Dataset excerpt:
* * * *

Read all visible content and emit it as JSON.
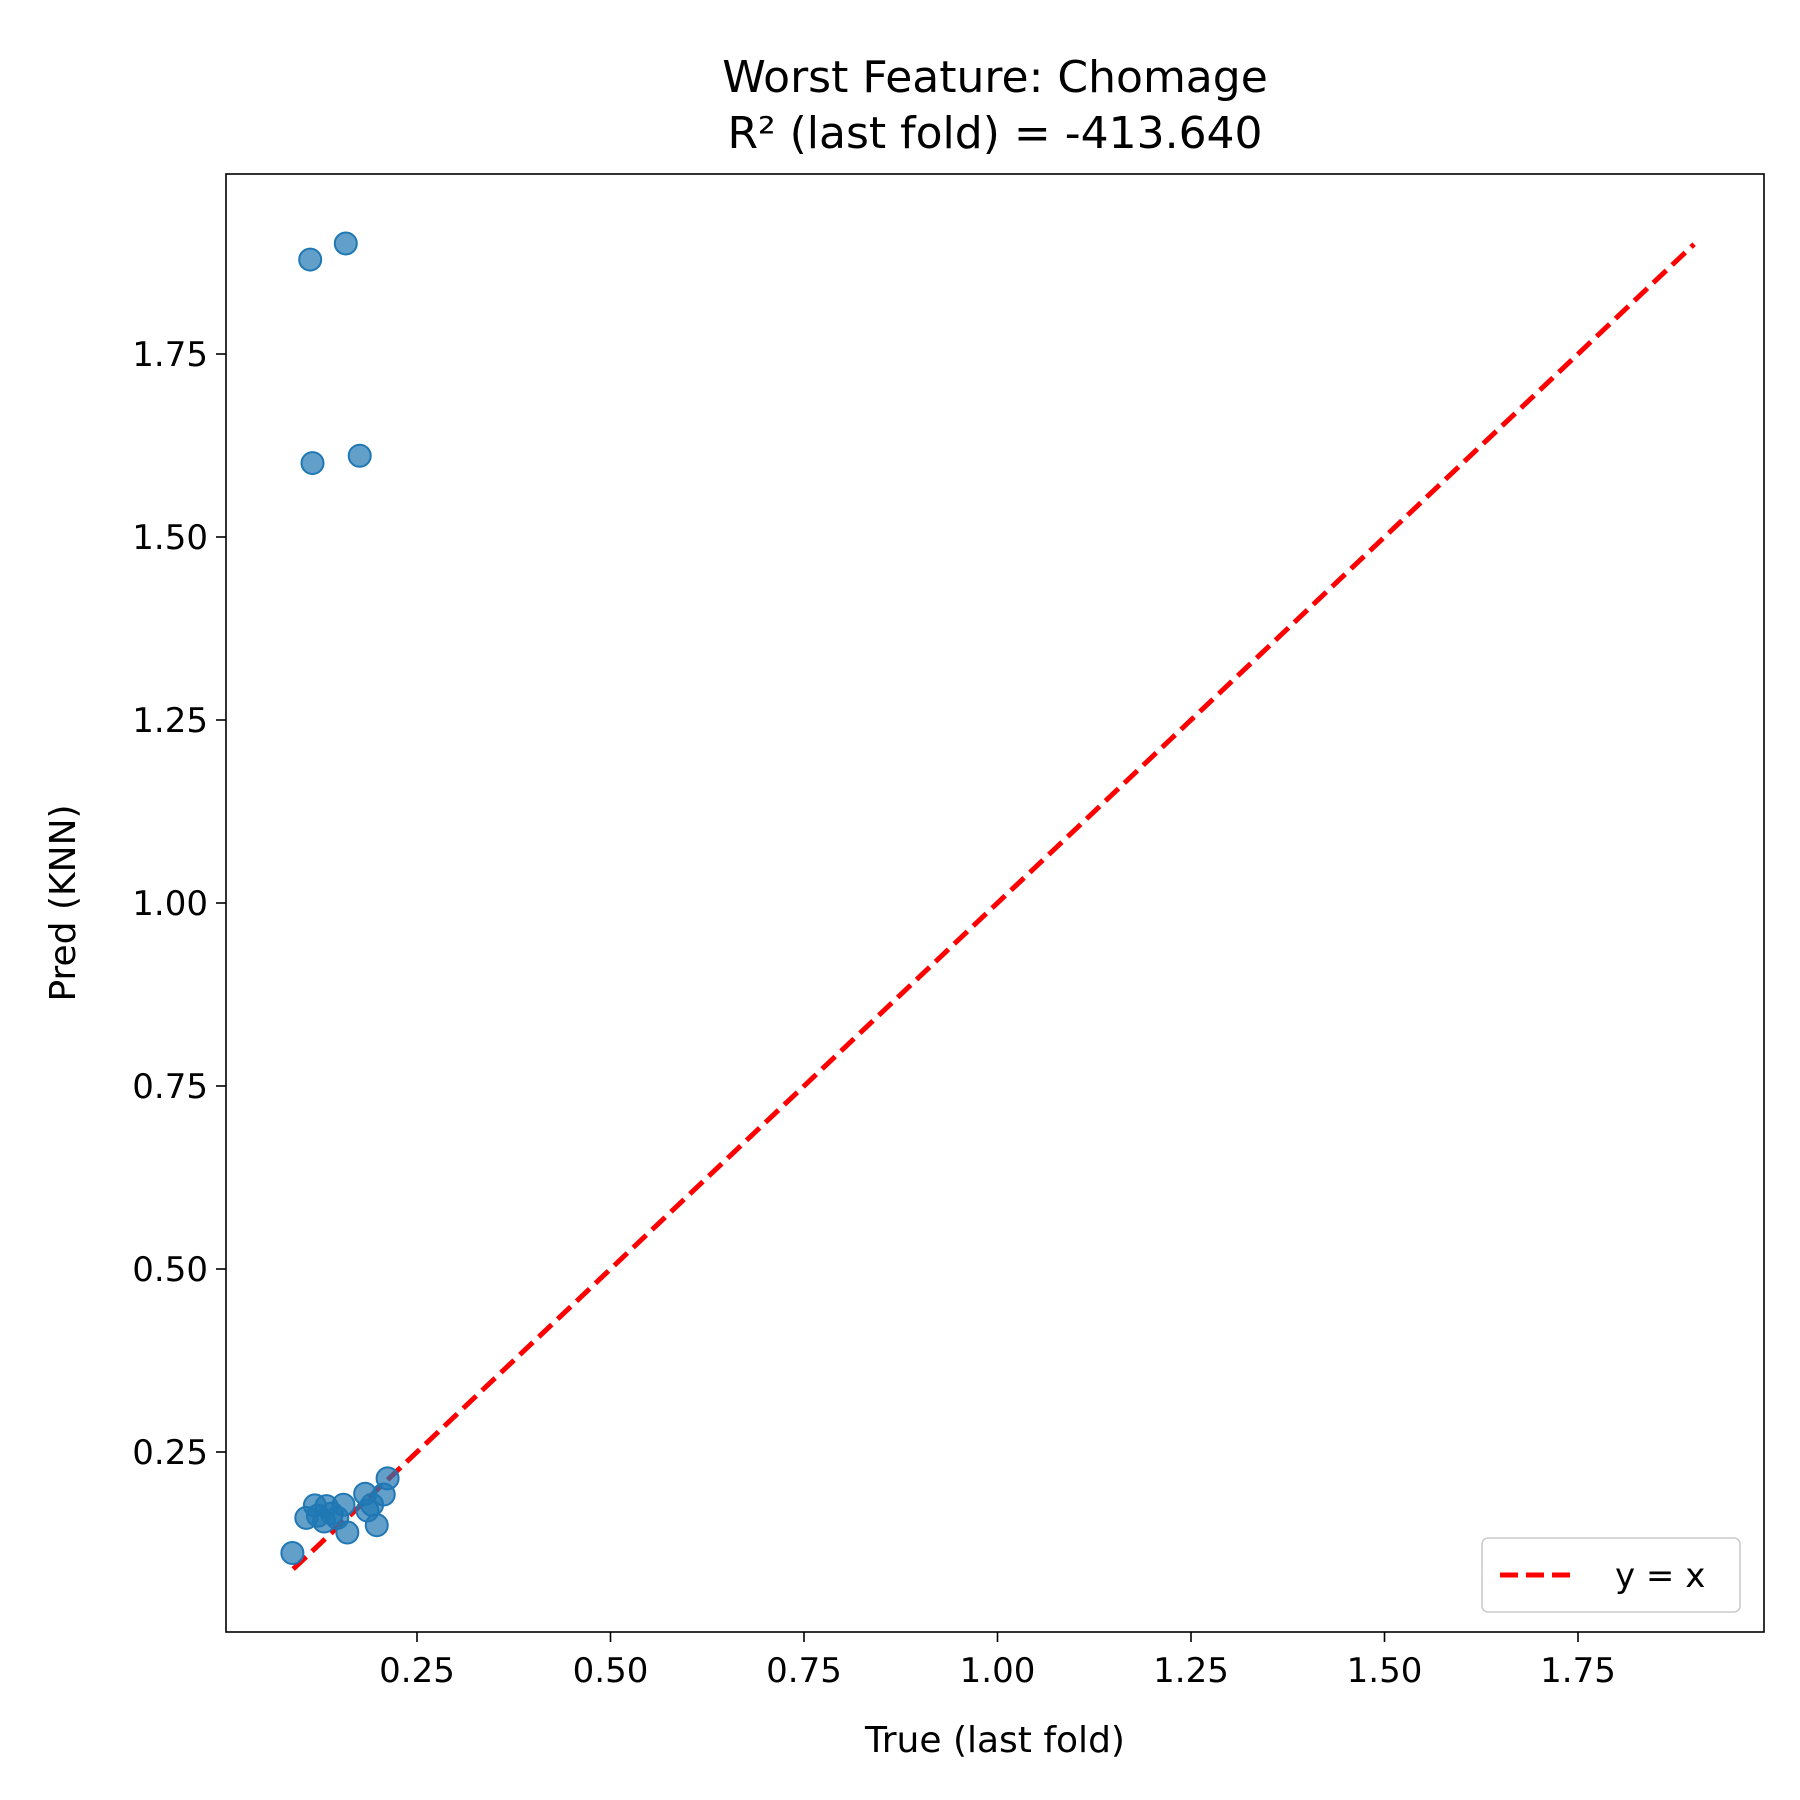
{
  "chart_data": {
    "type": "scatter",
    "title_line1": "Worst Feature: Chomage",
    "title_line2": "R² (last fold) = -413.640",
    "xlabel": "True (last fold)",
    "ylabel": "Pred (KNN)",
    "xlim": [
      0.0,
      2.0
    ],
    "ylim": [
      0.0,
      2.0
    ],
    "xticks": [
      0.25,
      0.5,
      0.75,
      1.0,
      1.25,
      1.5,
      1.75
    ],
    "xtick_labels": [
      "0.25",
      "0.50",
      "0.75",
      "1.00",
      "1.25",
      "1.50",
      "1.75"
    ],
    "yticks": [
      0.25,
      0.5,
      0.75,
      1.0,
      1.25,
      1.5,
      1.75
    ],
    "ytick_labels": [
      "0.25",
      "0.50",
      "0.75",
      "1.00",
      "1.25",
      "1.50",
      "1.75"
    ],
    "point_color": "#1f77b4",
    "line_color": "#ff0000",
    "legend": {
      "label": "y = x",
      "placement": "lower-right"
    },
    "reference_line": {
      "x": [
        0.09,
        1.9
      ],
      "y": [
        0.09,
        1.9
      ]
    },
    "points": [
      {
        "x": 0.112,
        "y": 1.879
      },
      {
        "x": 0.158,
        "y": 1.901
      },
      {
        "x": 0.115,
        "y": 1.601
      },
      {
        "x": 0.176,
        "y": 1.611
      },
      {
        "x": 0.089,
        "y": 0.112
      },
      {
        "x": 0.107,
        "y": 0.16
      },
      {
        "x": 0.118,
        "y": 0.177
      },
      {
        "x": 0.122,
        "y": 0.163
      },
      {
        "x": 0.13,
        "y": 0.155
      },
      {
        "x": 0.133,
        "y": 0.176
      },
      {
        "x": 0.14,
        "y": 0.166
      },
      {
        "x": 0.147,
        "y": 0.16
      },
      {
        "x": 0.155,
        "y": 0.178
      },
      {
        "x": 0.16,
        "y": 0.14
      },
      {
        "x": 0.183,
        "y": 0.193
      },
      {
        "x": 0.186,
        "y": 0.17
      },
      {
        "x": 0.192,
        "y": 0.178
      },
      {
        "x": 0.198,
        "y": 0.15
      },
      {
        "x": 0.207,
        "y": 0.192
      },
      {
        "x": 0.212,
        "y": 0.214
      }
    ]
  }
}
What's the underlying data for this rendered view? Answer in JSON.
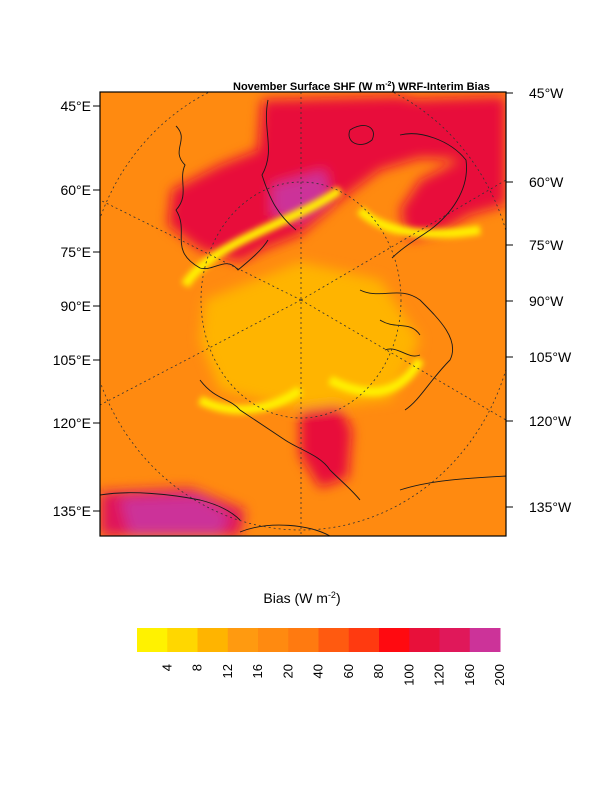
{
  "chart_data": {
    "type": "heatmap",
    "title_main": "November Surface SHF (W m",
    "title_sup": "-2",
    "title_tail": ") WRF-Interim Bias",
    "left_labels": [
      "45°E",
      "60°E",
      "75°E",
      "90°E",
      "105°E",
      "120°E",
      "135°E"
    ],
    "right_labels": [
      "45°W",
      "60°W",
      "75°W",
      "90°W",
      "105°W",
      "120°W",
      "135°W"
    ],
    "colorbar": {
      "label_main": "Bias (W m",
      "label_sup": "-2",
      "label_tail": ")",
      "levels": [
        "4",
        "8",
        "12",
        "16",
        "20",
        "40",
        "60",
        "80",
        "100",
        "120",
        "160",
        "200"
      ],
      "colors": [
        "#FFF200",
        "#FFD700",
        "#FFB400",
        "#FF9A10",
        "#FF8A10",
        "#FF7A10",
        "#FF5A10",
        "#FF3A10",
        "#FF0A10",
        "#E8103A",
        "#E0185A",
        "#CC3399"
      ]
    },
    "field": {
      "background_color": "#FF8A10",
      "regions": [
        {
          "name": "greenland-high-bias",
          "color": "#E8103A"
        },
        {
          "name": "greenland-peak",
          "color": "#CC3399"
        },
        {
          "name": "scandinavia-high-bias",
          "color": "#E8103A"
        },
        {
          "name": "alaska-high-bias",
          "color": "#E0185A"
        },
        {
          "name": "alaska-peak",
          "color": "#CC3399"
        },
        {
          "name": "canada-high-bias",
          "color": "#E8103A"
        },
        {
          "name": "ice-edge-low-bias",
          "color": "#FFF200"
        },
        {
          "name": "central-arctic",
          "color": "#FFB400"
        }
      ]
    }
  }
}
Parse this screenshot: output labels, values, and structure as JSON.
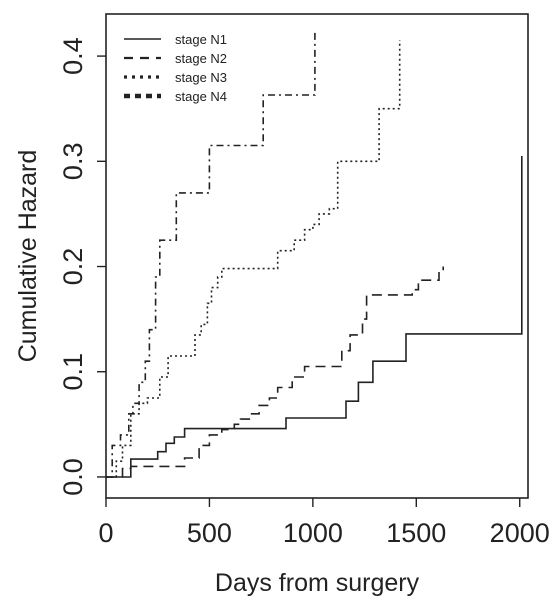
{
  "chart_data": {
    "type": "line",
    "title": "",
    "xlabel": "Days from surgery",
    "ylabel": "Cumulative Hazard",
    "xlim": [
      0,
      2040
    ],
    "ylim": [
      -0.02,
      0.44
    ],
    "xticks": [
      0,
      500,
      1000,
      1500,
      2000
    ],
    "yticks": [
      0.0,
      0.1,
      0.2,
      0.3,
      0.4
    ],
    "xtick_labels": [
      "0",
      "500",
      "1000",
      "1500",
      "2000"
    ],
    "ytick_labels": [
      "0.0",
      "0.1",
      "0.2",
      "0.3",
      "0.4"
    ],
    "grid": false,
    "legend_position": "top-left",
    "step_plot": true,
    "series": [
      {
        "name": "stage N1",
        "line_style": "solid",
        "x": [
          0,
          100,
          120,
          220,
          250,
          290,
          330,
          380,
          600,
          870,
          1160,
          1220,
          1290,
          1310,
          1450,
          2010,
          2010
        ],
        "y": [
          0.0,
          0.0,
          0.017,
          0.017,
          0.024,
          0.032,
          0.038,
          0.046,
          0.046,
          0.056,
          0.072,
          0.09,
          0.11,
          0.11,
          0.136,
          0.136,
          0.305
        ]
      },
      {
        "name": "stage N2",
        "line_style": "dashed",
        "x": [
          0,
          30,
          80,
          120,
          330,
          380,
          450,
          500,
          560,
          620,
          650,
          700,
          740,
          790,
          830,
          900,
          960,
          1100,
          1140,
          1180,
          1240,
          1260,
          1470,
          1480,
          1510,
          1610,
          1630
        ],
        "y": [
          0.0,
          0.0,
          0.008,
          0.01,
          0.01,
          0.018,
          0.03,
          0.04,
          0.045,
          0.05,
          0.055,
          0.06,
          0.068,
          0.075,
          0.085,
          0.095,
          0.105,
          0.105,
          0.12,
          0.135,
          0.15,
          0.173,
          0.173,
          0.178,
          0.187,
          0.195,
          0.2
        ]
      },
      {
        "name": "stage N3",
        "line_style": "dotted",
        "x": [
          0,
          50,
          80,
          120,
          160,
          200,
          260,
          300,
          410,
          430,
          460,
          490,
          510,
          540,
          560,
          800,
          830,
          910,
          960,
          1000,
          1030,
          1080,
          1120,
          1300,
          1320,
          1420,
          1420
        ],
        "y": [
          0.0,
          0.015,
          0.03,
          0.06,
          0.07,
          0.075,
          0.095,
          0.115,
          0.115,
          0.135,
          0.145,
          0.165,
          0.18,
          0.19,
          0.198,
          0.198,
          0.215,
          0.225,
          0.235,
          0.24,
          0.25,
          0.255,
          0.3,
          0.3,
          0.35,
          0.35,
          0.415
        ]
      },
      {
        "name": "stage N4",
        "line_style": "dash-dot",
        "x": [
          0,
          30,
          70,
          110,
          130,
          160,
          190,
          210,
          240,
          260,
          310,
          340,
          380,
          470,
          500,
          730,
          760,
          1010,
          1010
        ],
        "y": [
          0.0,
          0.03,
          0.04,
          0.06,
          0.07,
          0.09,
          0.11,
          0.14,
          0.19,
          0.225,
          0.225,
          0.27,
          0.27,
          0.27,
          0.315,
          0.315,
          0.363,
          0.363,
          0.423
        ]
      }
    ]
  }
}
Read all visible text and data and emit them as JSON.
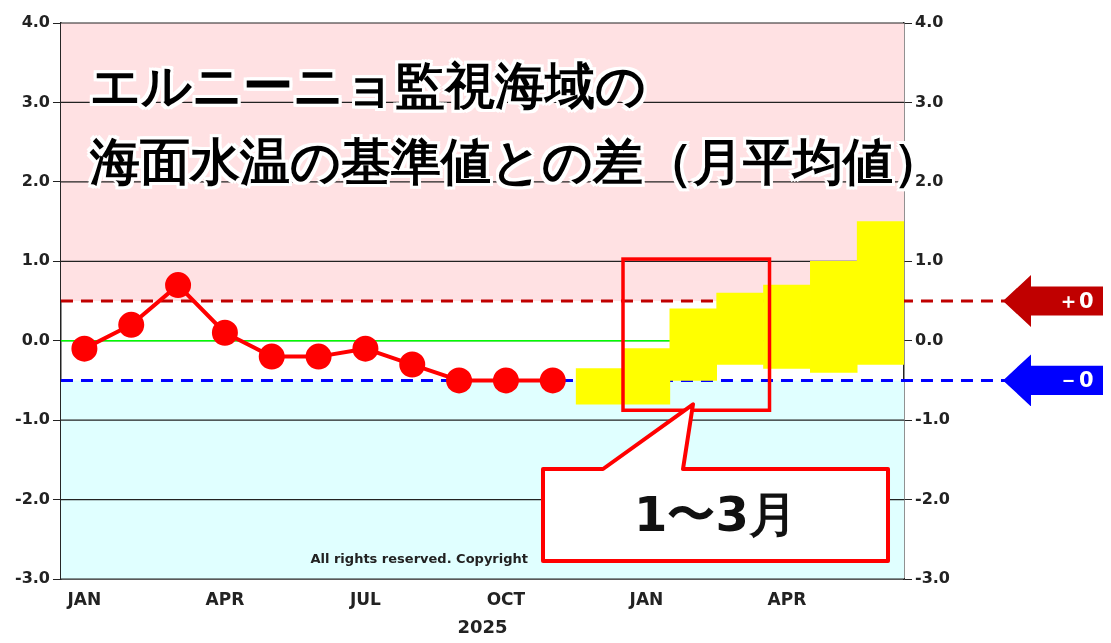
{
  "chart_data": {
    "type": "line",
    "title": "エルニーニョ監視海域の",
    "subtitle": "海面水温の基準値との差（月平均値）",
    "xlabel": "2025",
    "categories": [
      "JAN",
      null,
      null,
      "APR",
      null,
      null,
      "JUL",
      null,
      null,
      "OCT",
      null,
      null,
      "JAN",
      null,
      null,
      "APR",
      null,
      null
    ],
    "series": [
      {
        "color": "#ff0000",
        "marker": "circle",
        "values": [
          -0.1,
          0.2,
          0.7,
          0.1,
          -0.2,
          -0.2,
          -0.1,
          -0.3,
          -0.5,
          -0.5,
          -0.5,
          null,
          null,
          null,
          null,
          null,
          null,
          null
        ]
      },
      {
        "type": "bar",
        "color": "#ffff00",
        "base": [
          null,
          null,
          null,
          null,
          null,
          null,
          null,
          null,
          null,
          null,
          null,
          -0.8,
          -0.8,
          -0.5,
          -0.3,
          -0.35,
          -0.4,
          -0.3
        ],
        "values": [
          null,
          null,
          null,
          null,
          null,
          null,
          null,
          null,
          null,
          null,
          null,
          0.45,
          0.7,
          0.9,
          0.9,
          1.05,
          1.4,
          1.8
        ]
      }
    ],
    "ylim": [
      -3,
      4
    ],
    "yticks": [
      {
        "value": -3,
        "label": "-3.0"
      },
      {
        "value": -2,
        "label": "-2.0"
      },
      {
        "value": -1,
        "label": "-1.0"
      },
      {
        "value": 0,
        "label": "0.0"
      },
      {
        "value": 1,
        "label": "1.0"
      },
      {
        "value": 2,
        "label": "2.0"
      },
      {
        "value": 3,
        "label": "3.0"
      },
      {
        "value": 4,
        "label": "4.0"
      }
    ],
    "y2lim": [
      -3,
      4
    ],
    "y2ticks": [
      {
        "value": -3,
        "label": "-3.0"
      },
      {
        "value": -2,
        "label": "-2.0"
      },
      {
        "value": -1,
        "label": "-1.0"
      },
      {
        "value": 0,
        "label": "0.0"
      },
      {
        "value": 1,
        "label": "1.0"
      },
      {
        "value": 2,
        "label": "2.0"
      },
      {
        "value": 3,
        "label": "3.0"
      },
      {
        "value": 4,
        "label": "4.0"
      }
    ],
    "grid": "y",
    "legend": false,
    "bands": [
      {
        "axis": "y",
        "from": 0.5,
        "to": 4,
        "color": "#ffe1e3"
      },
      {
        "axis": "y",
        "from": -3,
        "to": -0.5,
        "color": "#e0ffff"
      }
    ],
    "ref_lines": [
      {
        "axis": "y",
        "value": 0.5,
        "label": "＋0",
        "color": "#c00000",
        "line_style": "dashed"
      },
      {
        "axis": "y",
        "value": -0.5,
        "label": "－0",
        "color": "#0000ff",
        "line_style": "dashed"
      },
      {
        "axis": "y",
        "value": 0,
        "color": "#00ff00",
        "line_style": "solid"
      }
    ],
    "annotations": [
      "All rights reserved. Copyright",
      "1〜3月"
    ]
  }
}
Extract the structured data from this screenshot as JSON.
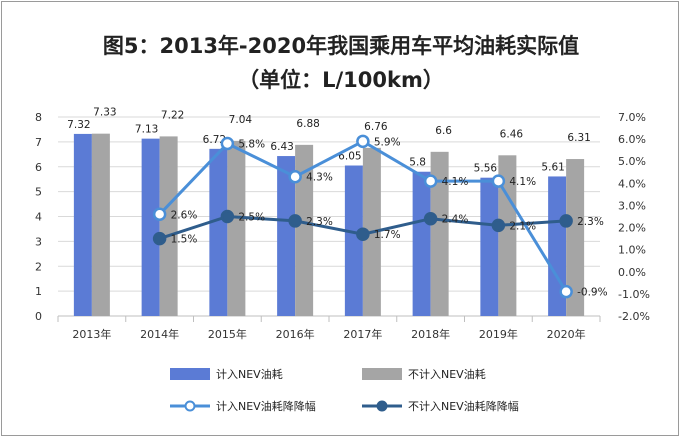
{
  "titles": {
    "line1": "图5：2013年-2020年我国乘用车平均油耗实际值",
    "line2": "（单位：L/100km）"
  },
  "chart_data": {
    "type": "bar",
    "categories": [
      "2013年",
      "2014年",
      "2015年",
      "2016年",
      "2017年",
      "2018年",
      "2019年",
      "2020年"
    ],
    "bar_series": [
      {
        "name": "计入NEV油耗",
        "color": "#5b7bd5",
        "values": [
          7.32,
          7.13,
          6.72,
          6.43,
          6.05,
          5.8,
          5.56,
          5.61
        ],
        "labels": [
          "7.32",
          "7.13",
          "6.72",
          "6.43",
          "6.05",
          "5.8",
          "5.56",
          "5.61"
        ]
      },
      {
        "name": "不计入NEV油耗",
        "color": "#a5a5a5",
        "values": [
          7.33,
          7.22,
          7.04,
          6.88,
          6.76,
          6.6,
          6.46,
          6.31
        ],
        "labels": [
          "7.33",
          "7.22",
          "7.04",
          "6.88",
          "6.76",
          "6.6",
          "6.46",
          "6.31"
        ]
      }
    ],
    "line_series": [
      {
        "name": "计入NEV油耗降降幅",
        "color": "#4a8fd8",
        "values": [
          null,
          2.6,
          5.8,
          4.3,
          5.9,
          4.1,
          4.1,
          -0.9
        ],
        "labels": [
          "",
          "2.6%",
          "5.8%",
          "4.3%",
          "5.9%",
          "4.1%",
          "4.1%",
          "-0.9%"
        ]
      },
      {
        "name": "不计入NEV油耗降降幅",
        "color": "#2f5d8c",
        "values": [
          null,
          1.5,
          2.5,
          2.3,
          1.7,
          2.4,
          2.1,
          2.3
        ],
        "labels": [
          "",
          "1.5%",
          "2.5%",
          "2.3%",
          "1.7%",
          "2.4%",
          "2.1%",
          "2.3%"
        ]
      }
    ],
    "y_left": {
      "min": 0,
      "max": 8,
      "ticks": [
        "0",
        "1",
        "2",
        "3",
        "4",
        "5",
        "6",
        "7",
        "8"
      ]
    },
    "y_right": {
      "min": -2,
      "max": 7,
      "ticks": [
        "-2.0%",
        "-1.0%",
        "0.0%",
        "1.0%",
        "2.0%",
        "3.0%",
        "4.0%",
        "5.0%",
        "6.0%",
        "7.0%"
      ]
    },
    "grid": true,
    "legend": "bottom"
  }
}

* * * *

Work required:
Pull out all lines containing the word "alaska" from the entries above.

Task answer:
          "name": "alaska-high-bias",
          "name": "alaska-peak",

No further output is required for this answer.